- **OBJECTIVE**
Write out every record in full, exactly as written, please.

- **STORED RECORDS**
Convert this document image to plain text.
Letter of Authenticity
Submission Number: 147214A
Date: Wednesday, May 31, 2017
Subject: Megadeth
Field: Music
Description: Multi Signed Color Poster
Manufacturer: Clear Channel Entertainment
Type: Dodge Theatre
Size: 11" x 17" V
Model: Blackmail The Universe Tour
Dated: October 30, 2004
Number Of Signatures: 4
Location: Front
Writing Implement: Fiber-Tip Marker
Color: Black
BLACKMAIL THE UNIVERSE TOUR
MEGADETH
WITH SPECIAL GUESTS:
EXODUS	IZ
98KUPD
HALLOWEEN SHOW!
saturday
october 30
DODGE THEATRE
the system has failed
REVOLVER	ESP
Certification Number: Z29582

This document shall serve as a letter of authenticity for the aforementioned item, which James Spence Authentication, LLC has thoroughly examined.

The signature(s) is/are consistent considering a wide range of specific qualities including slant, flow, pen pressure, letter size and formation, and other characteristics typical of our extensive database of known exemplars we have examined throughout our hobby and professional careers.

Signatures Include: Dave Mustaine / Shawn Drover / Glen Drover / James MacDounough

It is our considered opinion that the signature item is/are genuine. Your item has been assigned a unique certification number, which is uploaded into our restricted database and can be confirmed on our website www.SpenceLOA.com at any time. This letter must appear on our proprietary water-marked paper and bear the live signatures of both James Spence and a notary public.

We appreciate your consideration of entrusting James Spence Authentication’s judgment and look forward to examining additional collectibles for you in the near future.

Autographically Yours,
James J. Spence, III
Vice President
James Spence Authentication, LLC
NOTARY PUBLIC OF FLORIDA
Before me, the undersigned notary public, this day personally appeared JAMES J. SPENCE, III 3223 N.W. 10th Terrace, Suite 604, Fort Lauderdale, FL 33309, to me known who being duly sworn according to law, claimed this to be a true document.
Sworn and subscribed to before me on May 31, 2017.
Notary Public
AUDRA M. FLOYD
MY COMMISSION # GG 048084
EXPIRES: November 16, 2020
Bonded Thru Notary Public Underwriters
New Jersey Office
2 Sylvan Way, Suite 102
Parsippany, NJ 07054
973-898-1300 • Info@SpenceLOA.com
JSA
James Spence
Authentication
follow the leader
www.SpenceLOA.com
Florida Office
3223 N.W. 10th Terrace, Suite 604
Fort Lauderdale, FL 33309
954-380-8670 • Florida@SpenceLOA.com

- **COMPLETE ANSWER**
Convert this document image to plain text.
Letter of Authenticity
Submission Number: 147214A
Date: Wednesday, May 31, 2017
Subject: Megadeth
Field: Music
Description: Multi Signed Color Poster
Manufacturer: Clear Channel Entertainment
Type: Dodge Theatre
Size: 11" x 17" V
Model: Blackmail The Universe Tour
Dated: October 30, 2004
Number Of Signatures: 4
Location: Front
Writing Implement: Fiber-Tip Marker
Color: Black
BLACKMAIL THE UNIVERSE TOUR
MEGADETH
WITH SPECIAL GUESTS:
EXODUS	IZ
98KUPD
HALLOWEEN SHOW!
saturday
october 30
DODGE THEATRE
the system has failed
REVOLVER	ESP
Certification Number: Z29582

This document shall serve as a letter of authenticity for the aforementioned item, which James Spence Authentication, LLC has thoroughly examined.

The signature(s) is/are consistent considering a wide range of specific qualities including slant, flow, pen pressure, letter size and formation, and other characteristics typical of our extensive database of known exemplars we have examined throughout our hobby and professional careers.

Signatures Include: Dave Mustaine / Shawn Drover / Glen Drover / James MacDounough

It is our considered opinion that the signature item is/are genuine. Your item has been assigned a unique certification number, which is uploaded into our restricted database and can be confirmed on our website www.SpenceLOA.com at any time. This letter must appear on our proprietary water-marked paper and bear the live signatures of both James Spence and a notary public.

We appreciate your consideration of entrusting James Spence Authentication’s judgment and look forward to examining additional collectibles for you in the near future.

Autographically Yours,
James J. Spence, III
Vice President
James Spence Authentication, LLC
NOTARY PUBLIC OF FLORIDA
Before me, the undersigned notary public, this day personally appeared JAMES J. SPENCE, III 3223 N.W. 10th Terrace, Suite 604, Fort Lauderdale, FL 33309, to me known who being duly sworn according to law, claimed this to be a true document.
Sworn and subscribed to before me on May 31, 2017.
Notary Public
AUDRA M. FLOYD
MY COMMISSION # GG 048084
EXPIRES: November 16, 2020
Bonded Thru Notary Public Underwriters
New Jersey Office
2 Sylvan Way, Suite 102
Parsippany, NJ 07054
973-898-1300 • Info@SpenceLOA.com
JSA
James Spence
Authentication
follow the leader
www.SpenceLOA.com
Florida Office
3223 N.W. 10th Terrace, Suite 604
Fort Lauderdale, FL 33309
954-380-8670 • Florida@SpenceLOA.com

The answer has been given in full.